··· Provided data ···

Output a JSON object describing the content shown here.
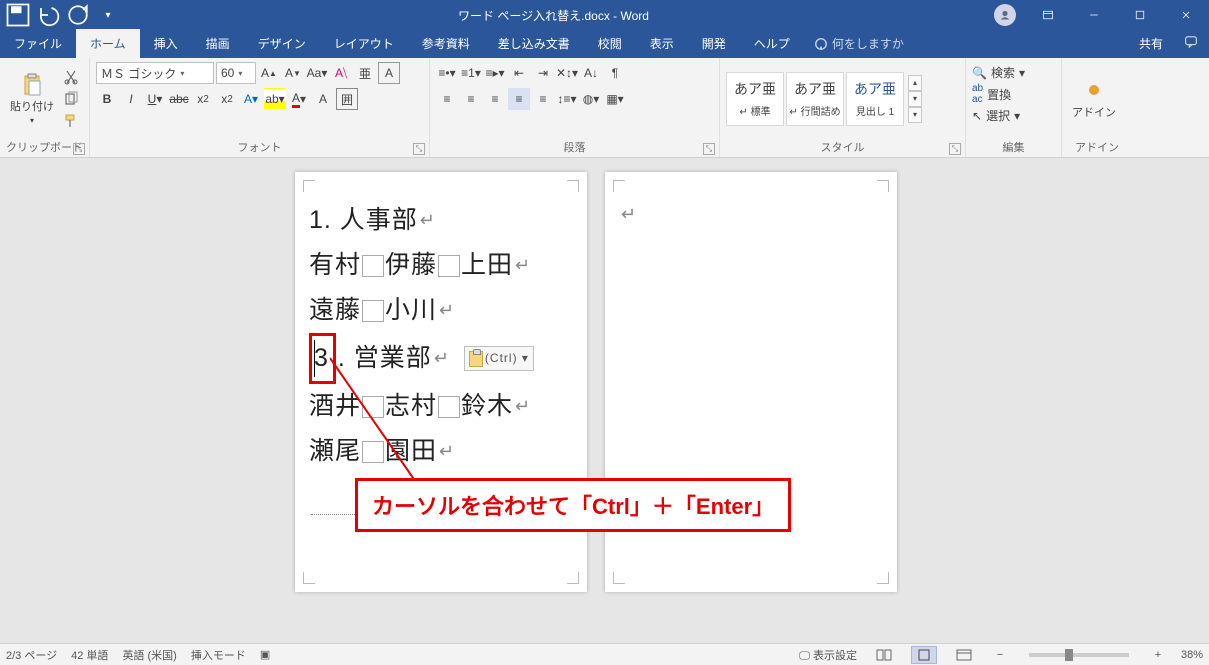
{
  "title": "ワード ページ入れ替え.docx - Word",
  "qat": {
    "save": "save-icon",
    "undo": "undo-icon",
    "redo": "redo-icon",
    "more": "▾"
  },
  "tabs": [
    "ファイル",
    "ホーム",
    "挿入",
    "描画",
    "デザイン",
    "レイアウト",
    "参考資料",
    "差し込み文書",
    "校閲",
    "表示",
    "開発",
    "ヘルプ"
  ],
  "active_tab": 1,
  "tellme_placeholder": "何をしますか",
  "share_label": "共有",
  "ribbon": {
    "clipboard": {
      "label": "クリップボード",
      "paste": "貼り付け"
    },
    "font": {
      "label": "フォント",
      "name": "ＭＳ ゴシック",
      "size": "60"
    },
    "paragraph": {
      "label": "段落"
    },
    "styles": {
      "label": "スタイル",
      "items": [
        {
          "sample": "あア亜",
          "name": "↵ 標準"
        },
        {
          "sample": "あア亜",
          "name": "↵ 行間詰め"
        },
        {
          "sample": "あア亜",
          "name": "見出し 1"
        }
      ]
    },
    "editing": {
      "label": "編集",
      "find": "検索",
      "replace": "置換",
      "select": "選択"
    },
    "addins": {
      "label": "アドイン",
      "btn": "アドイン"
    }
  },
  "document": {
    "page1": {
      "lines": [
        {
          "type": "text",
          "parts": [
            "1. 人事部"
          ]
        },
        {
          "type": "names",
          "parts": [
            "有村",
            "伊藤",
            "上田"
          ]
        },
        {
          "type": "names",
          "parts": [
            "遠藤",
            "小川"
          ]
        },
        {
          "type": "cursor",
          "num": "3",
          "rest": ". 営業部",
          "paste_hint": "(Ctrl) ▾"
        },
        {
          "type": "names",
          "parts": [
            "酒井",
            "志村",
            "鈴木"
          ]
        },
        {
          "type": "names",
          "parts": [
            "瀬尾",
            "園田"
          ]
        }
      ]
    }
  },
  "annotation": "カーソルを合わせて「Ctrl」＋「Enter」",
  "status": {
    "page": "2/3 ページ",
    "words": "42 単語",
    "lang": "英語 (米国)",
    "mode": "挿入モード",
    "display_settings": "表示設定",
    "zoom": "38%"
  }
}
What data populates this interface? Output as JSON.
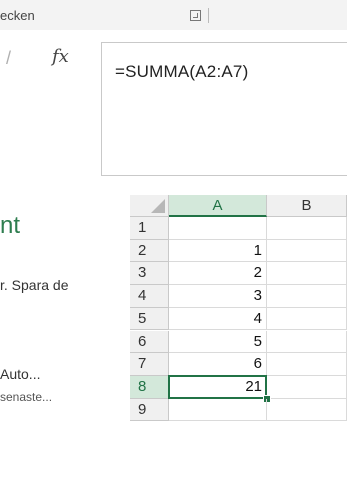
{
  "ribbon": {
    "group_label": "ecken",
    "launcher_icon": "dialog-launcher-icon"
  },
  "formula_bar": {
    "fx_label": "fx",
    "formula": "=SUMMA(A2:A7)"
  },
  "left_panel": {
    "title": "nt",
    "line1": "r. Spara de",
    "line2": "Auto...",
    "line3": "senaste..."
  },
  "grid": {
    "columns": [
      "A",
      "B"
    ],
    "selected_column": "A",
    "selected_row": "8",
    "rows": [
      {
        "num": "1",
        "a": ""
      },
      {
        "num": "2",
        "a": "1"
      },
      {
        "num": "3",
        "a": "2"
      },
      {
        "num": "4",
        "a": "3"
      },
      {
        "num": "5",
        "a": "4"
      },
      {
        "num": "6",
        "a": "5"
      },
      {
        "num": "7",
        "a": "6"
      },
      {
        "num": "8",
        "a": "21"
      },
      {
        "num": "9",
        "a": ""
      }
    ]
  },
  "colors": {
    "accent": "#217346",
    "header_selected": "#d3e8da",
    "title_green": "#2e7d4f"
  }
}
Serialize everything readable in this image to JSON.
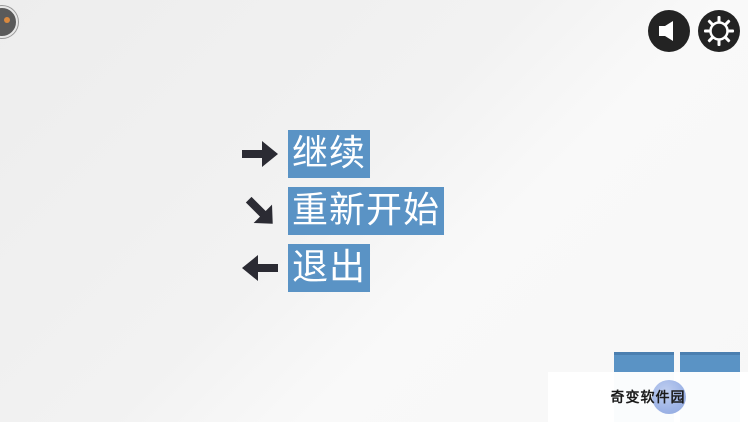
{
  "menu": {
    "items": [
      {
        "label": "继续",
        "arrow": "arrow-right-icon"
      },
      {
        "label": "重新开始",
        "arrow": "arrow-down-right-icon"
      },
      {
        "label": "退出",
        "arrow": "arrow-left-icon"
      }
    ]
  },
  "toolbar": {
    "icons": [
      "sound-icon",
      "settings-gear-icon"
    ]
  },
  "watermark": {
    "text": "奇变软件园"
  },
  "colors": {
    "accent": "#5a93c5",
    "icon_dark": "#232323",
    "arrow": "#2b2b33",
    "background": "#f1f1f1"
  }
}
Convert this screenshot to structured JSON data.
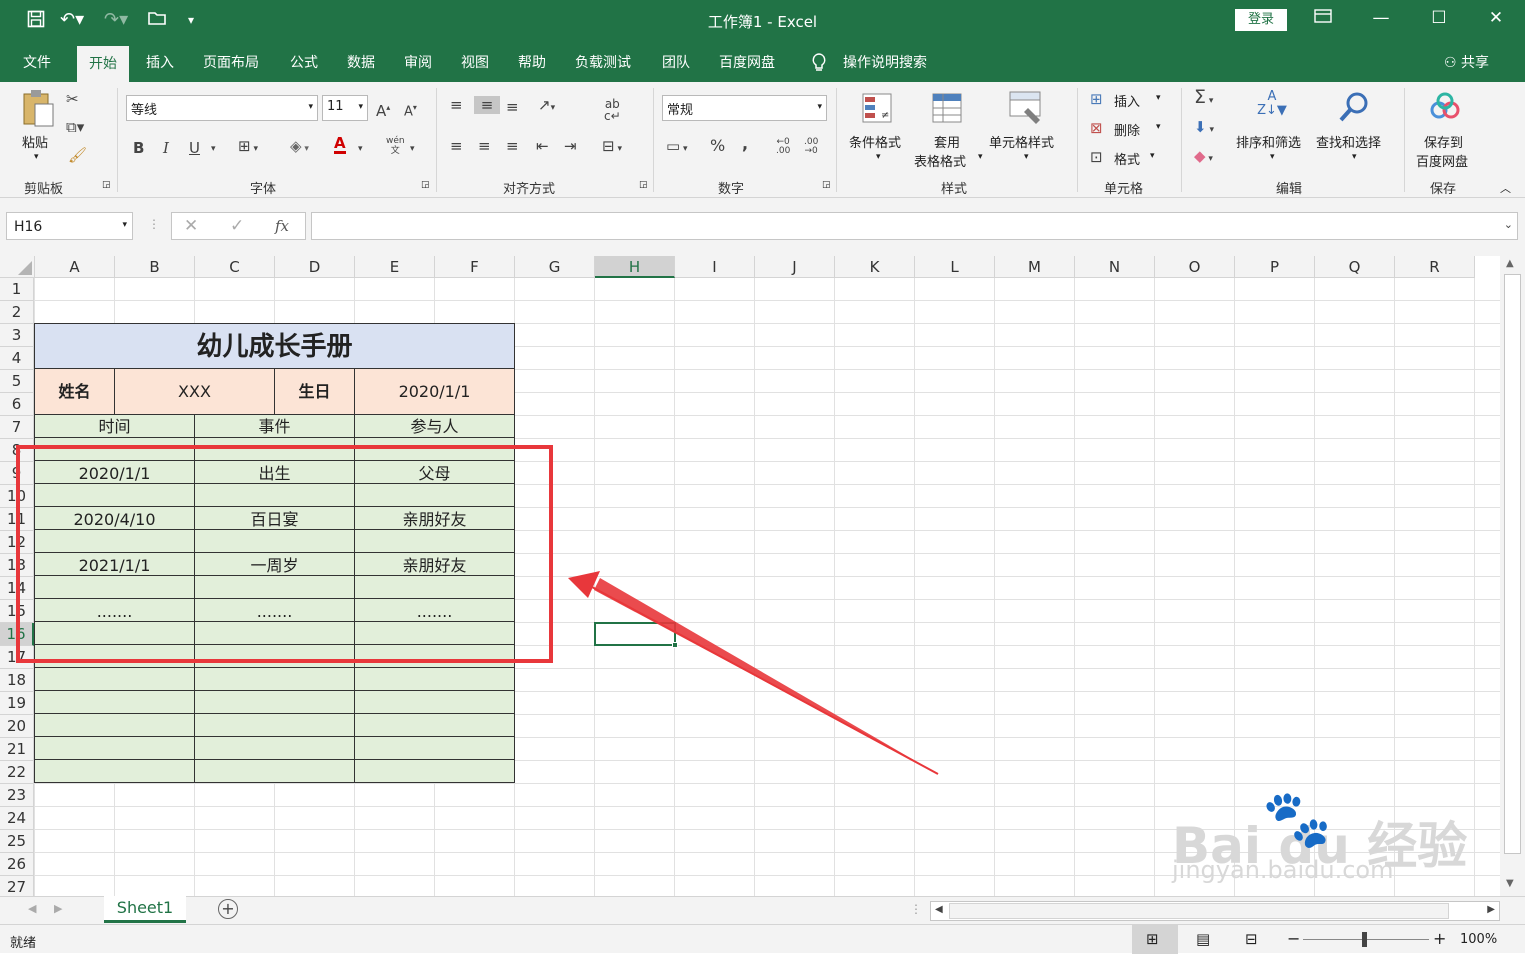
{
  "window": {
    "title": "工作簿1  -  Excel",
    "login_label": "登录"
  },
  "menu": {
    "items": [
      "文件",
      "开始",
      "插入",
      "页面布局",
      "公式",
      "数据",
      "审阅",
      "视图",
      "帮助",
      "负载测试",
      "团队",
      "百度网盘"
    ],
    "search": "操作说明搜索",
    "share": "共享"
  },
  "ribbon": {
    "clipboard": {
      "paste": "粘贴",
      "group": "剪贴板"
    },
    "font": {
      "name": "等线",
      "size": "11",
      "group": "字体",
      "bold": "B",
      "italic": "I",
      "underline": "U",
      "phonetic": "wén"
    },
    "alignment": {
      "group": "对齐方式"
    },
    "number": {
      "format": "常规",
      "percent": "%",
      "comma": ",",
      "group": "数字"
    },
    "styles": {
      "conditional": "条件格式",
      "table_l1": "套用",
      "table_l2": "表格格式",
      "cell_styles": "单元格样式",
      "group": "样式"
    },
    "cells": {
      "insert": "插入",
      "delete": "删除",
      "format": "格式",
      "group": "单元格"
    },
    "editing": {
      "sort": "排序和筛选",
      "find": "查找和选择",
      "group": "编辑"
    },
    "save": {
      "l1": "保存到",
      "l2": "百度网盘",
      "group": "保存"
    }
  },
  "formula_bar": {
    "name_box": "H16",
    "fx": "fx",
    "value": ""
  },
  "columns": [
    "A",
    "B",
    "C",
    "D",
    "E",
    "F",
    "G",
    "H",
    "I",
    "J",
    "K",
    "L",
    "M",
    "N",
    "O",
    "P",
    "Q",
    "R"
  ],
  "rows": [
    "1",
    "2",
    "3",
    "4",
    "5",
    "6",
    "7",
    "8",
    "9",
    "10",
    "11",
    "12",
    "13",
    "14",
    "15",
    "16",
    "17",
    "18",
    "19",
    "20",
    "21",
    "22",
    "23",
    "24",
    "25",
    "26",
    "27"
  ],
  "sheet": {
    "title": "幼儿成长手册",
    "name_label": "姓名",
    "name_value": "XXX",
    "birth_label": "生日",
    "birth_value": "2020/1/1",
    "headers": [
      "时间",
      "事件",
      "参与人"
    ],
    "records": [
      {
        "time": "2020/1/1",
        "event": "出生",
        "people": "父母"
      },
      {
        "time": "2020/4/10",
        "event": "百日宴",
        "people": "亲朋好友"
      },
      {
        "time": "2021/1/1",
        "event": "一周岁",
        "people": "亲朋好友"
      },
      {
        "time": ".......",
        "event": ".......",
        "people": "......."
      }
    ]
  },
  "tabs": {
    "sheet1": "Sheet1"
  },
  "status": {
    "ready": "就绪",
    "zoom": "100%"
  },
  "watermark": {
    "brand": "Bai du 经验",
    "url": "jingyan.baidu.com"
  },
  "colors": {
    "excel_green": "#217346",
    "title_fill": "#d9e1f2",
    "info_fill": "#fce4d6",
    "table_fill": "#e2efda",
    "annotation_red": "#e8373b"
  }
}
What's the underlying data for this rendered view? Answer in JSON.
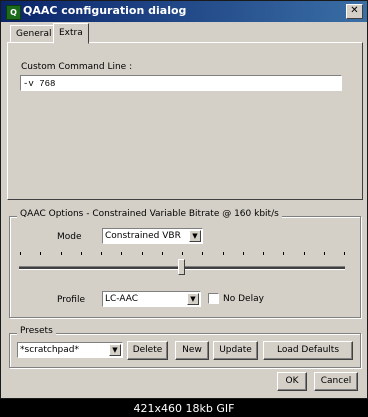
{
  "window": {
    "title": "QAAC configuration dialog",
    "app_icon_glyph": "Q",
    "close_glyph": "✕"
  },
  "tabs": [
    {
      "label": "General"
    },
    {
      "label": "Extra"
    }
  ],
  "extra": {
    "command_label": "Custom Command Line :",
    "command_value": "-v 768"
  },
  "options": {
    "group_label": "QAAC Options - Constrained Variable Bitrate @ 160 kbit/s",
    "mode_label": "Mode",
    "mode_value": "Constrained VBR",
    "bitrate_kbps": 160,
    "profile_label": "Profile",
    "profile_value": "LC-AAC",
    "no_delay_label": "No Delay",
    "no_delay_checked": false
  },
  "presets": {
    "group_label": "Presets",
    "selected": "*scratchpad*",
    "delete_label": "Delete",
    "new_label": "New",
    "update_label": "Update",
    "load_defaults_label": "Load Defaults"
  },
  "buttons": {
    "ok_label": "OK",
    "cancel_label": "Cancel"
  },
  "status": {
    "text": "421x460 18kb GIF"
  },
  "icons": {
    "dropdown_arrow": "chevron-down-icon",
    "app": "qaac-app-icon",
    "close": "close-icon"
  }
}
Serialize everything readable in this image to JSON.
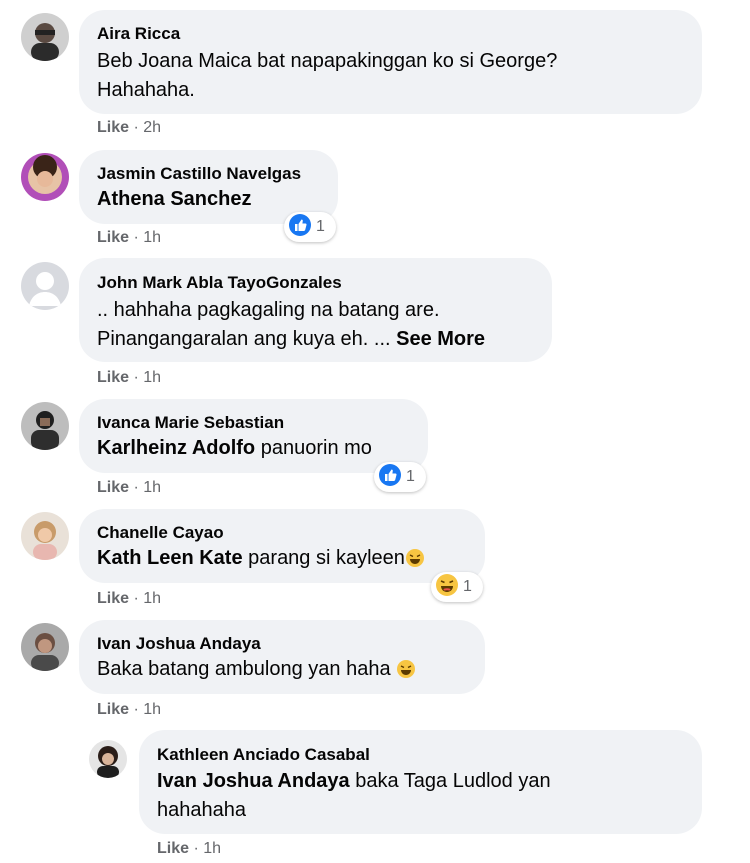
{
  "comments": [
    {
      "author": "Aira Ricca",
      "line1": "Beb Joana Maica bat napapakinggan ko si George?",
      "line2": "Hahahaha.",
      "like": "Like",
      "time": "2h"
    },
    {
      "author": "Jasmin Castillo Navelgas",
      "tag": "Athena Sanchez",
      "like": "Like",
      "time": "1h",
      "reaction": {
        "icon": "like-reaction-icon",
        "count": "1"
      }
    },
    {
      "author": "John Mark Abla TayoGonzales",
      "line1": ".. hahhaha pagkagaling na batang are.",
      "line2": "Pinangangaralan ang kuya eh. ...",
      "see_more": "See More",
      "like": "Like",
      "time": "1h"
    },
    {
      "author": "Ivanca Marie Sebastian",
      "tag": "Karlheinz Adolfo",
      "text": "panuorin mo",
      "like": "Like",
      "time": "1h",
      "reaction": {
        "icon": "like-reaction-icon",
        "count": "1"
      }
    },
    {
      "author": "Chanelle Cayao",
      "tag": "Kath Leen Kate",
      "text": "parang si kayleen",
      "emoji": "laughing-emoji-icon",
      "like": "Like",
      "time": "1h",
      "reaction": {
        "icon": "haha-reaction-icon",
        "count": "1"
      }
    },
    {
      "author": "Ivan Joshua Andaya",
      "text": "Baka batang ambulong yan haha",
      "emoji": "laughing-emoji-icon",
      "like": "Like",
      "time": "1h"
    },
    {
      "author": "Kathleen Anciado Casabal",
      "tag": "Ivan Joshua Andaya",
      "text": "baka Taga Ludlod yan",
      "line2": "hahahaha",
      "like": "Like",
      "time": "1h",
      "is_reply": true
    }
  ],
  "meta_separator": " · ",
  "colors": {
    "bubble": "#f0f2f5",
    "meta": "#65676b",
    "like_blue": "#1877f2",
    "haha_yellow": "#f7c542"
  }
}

···

Task details:
Copy every line above that holds the word "Output".

Finished exercise:
Output a JSON object describing the content shown here.
What data populates this interface? Output as JSON.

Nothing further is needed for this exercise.